* _Stored dataset items_:
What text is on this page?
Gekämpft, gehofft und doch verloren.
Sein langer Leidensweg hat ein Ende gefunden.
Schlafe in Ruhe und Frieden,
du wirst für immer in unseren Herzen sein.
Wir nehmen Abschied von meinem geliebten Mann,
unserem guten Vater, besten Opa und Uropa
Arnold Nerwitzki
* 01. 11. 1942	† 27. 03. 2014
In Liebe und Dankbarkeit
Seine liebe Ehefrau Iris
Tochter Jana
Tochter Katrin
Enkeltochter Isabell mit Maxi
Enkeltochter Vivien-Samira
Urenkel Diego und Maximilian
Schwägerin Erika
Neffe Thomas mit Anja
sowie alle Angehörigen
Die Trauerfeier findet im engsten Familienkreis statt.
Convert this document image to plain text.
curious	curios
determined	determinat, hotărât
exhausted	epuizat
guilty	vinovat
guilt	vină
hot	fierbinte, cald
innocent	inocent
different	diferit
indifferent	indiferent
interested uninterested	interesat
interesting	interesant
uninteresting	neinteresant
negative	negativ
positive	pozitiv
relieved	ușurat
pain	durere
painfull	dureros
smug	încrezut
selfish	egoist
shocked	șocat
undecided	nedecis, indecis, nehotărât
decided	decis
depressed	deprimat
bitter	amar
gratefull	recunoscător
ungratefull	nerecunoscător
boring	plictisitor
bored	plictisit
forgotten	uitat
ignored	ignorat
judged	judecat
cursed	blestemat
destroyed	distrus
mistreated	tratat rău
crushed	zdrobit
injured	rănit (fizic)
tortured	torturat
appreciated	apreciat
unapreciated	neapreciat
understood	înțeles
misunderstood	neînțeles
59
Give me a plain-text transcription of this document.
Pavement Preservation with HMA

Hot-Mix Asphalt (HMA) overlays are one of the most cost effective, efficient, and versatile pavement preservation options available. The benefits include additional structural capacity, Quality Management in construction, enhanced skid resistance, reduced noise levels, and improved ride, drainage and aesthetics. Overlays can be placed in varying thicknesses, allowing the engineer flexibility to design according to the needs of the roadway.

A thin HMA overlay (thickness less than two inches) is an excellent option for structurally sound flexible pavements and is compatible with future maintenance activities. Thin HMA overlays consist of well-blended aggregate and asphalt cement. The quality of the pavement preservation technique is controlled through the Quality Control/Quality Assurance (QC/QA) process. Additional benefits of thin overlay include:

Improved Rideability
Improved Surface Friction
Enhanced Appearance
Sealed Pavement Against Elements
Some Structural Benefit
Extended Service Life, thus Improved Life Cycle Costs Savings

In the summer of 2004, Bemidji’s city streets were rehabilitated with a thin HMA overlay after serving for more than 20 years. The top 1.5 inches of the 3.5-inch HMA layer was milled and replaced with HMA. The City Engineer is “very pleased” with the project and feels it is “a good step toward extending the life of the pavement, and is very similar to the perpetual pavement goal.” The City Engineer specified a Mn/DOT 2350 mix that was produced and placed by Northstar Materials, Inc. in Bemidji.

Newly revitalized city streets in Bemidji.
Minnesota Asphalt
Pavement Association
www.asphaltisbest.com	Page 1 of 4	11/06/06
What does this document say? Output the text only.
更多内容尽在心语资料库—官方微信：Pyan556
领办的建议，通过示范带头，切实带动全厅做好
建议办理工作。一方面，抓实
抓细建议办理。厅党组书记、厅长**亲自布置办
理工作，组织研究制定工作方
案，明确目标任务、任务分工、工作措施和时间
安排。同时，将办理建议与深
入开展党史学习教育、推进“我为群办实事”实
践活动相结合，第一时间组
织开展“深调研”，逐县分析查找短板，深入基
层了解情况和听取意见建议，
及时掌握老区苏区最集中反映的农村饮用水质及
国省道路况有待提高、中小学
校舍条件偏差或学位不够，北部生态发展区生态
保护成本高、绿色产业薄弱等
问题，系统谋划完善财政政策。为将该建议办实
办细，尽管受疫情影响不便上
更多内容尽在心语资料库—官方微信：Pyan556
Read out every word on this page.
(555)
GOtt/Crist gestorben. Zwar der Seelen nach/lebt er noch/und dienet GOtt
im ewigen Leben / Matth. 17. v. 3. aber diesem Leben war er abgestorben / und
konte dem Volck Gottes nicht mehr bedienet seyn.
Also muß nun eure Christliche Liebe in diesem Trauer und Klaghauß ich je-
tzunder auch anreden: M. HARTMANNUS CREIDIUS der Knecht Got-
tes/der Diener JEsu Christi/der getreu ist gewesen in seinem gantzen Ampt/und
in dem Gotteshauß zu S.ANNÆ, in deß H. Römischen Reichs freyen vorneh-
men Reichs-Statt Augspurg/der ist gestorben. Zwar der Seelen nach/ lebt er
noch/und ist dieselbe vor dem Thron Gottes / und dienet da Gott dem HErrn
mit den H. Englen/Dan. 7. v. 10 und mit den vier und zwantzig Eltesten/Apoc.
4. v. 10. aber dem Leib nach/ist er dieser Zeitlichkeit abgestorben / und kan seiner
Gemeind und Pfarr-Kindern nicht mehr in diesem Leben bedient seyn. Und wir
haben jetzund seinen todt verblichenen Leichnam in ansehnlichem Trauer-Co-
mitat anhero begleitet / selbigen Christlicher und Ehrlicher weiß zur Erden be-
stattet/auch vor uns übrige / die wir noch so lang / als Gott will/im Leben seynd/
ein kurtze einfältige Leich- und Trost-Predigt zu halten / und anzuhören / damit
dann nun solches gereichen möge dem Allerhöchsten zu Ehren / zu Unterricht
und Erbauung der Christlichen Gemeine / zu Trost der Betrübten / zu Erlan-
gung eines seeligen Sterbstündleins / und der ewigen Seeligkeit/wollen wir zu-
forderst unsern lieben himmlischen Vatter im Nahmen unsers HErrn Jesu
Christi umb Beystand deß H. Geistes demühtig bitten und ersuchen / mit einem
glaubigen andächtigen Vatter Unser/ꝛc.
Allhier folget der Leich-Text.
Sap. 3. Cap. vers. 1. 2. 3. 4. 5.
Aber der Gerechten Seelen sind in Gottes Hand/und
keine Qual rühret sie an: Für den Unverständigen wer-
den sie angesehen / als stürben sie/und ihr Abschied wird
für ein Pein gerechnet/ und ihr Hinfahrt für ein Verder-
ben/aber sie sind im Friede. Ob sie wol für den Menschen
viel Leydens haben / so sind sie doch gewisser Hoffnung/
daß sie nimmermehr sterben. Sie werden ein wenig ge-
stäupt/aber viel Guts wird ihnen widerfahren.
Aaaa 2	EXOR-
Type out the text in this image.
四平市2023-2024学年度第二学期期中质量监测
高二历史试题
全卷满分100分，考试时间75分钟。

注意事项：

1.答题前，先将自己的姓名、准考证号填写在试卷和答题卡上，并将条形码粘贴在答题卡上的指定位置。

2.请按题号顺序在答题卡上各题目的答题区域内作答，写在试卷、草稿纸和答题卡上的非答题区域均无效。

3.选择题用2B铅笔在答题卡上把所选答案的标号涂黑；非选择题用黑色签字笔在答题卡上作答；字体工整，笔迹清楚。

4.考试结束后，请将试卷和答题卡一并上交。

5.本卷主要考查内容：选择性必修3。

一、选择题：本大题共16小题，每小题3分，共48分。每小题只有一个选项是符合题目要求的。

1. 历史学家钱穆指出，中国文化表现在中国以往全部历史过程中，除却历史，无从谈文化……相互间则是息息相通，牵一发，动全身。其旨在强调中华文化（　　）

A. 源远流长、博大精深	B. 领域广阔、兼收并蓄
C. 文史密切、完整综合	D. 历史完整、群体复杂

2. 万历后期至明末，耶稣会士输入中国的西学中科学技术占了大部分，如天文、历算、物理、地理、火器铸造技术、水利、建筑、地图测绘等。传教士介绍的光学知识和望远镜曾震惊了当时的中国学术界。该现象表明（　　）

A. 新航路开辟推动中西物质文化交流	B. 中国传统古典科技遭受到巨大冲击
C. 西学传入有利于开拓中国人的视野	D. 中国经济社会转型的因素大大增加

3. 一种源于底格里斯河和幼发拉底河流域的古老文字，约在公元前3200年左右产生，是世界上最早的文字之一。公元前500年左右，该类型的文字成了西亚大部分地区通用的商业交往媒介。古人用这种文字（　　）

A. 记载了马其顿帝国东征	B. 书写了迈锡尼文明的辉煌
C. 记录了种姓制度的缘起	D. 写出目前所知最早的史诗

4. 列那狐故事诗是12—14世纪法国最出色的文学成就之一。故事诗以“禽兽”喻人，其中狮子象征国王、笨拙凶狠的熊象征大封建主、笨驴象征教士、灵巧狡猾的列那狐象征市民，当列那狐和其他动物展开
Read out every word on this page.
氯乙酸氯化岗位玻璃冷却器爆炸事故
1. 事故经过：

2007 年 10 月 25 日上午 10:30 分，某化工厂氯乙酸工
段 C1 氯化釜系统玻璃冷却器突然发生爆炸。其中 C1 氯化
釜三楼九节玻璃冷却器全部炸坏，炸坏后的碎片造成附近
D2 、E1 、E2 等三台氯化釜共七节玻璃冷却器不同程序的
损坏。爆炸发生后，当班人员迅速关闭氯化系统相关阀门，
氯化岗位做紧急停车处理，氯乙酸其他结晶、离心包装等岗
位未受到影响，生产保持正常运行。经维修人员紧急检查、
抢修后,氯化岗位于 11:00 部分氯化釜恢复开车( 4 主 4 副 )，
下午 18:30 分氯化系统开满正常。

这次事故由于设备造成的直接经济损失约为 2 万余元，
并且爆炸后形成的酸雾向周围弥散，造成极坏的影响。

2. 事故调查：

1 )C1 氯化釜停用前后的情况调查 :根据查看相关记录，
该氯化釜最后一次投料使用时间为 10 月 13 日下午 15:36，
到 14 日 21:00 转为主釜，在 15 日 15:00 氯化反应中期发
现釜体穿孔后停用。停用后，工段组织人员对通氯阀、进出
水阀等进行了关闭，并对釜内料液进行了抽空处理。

* _Work instructions_:
How many of these lines contain "Abschied"? Write only the number.

* _Task answer_:
2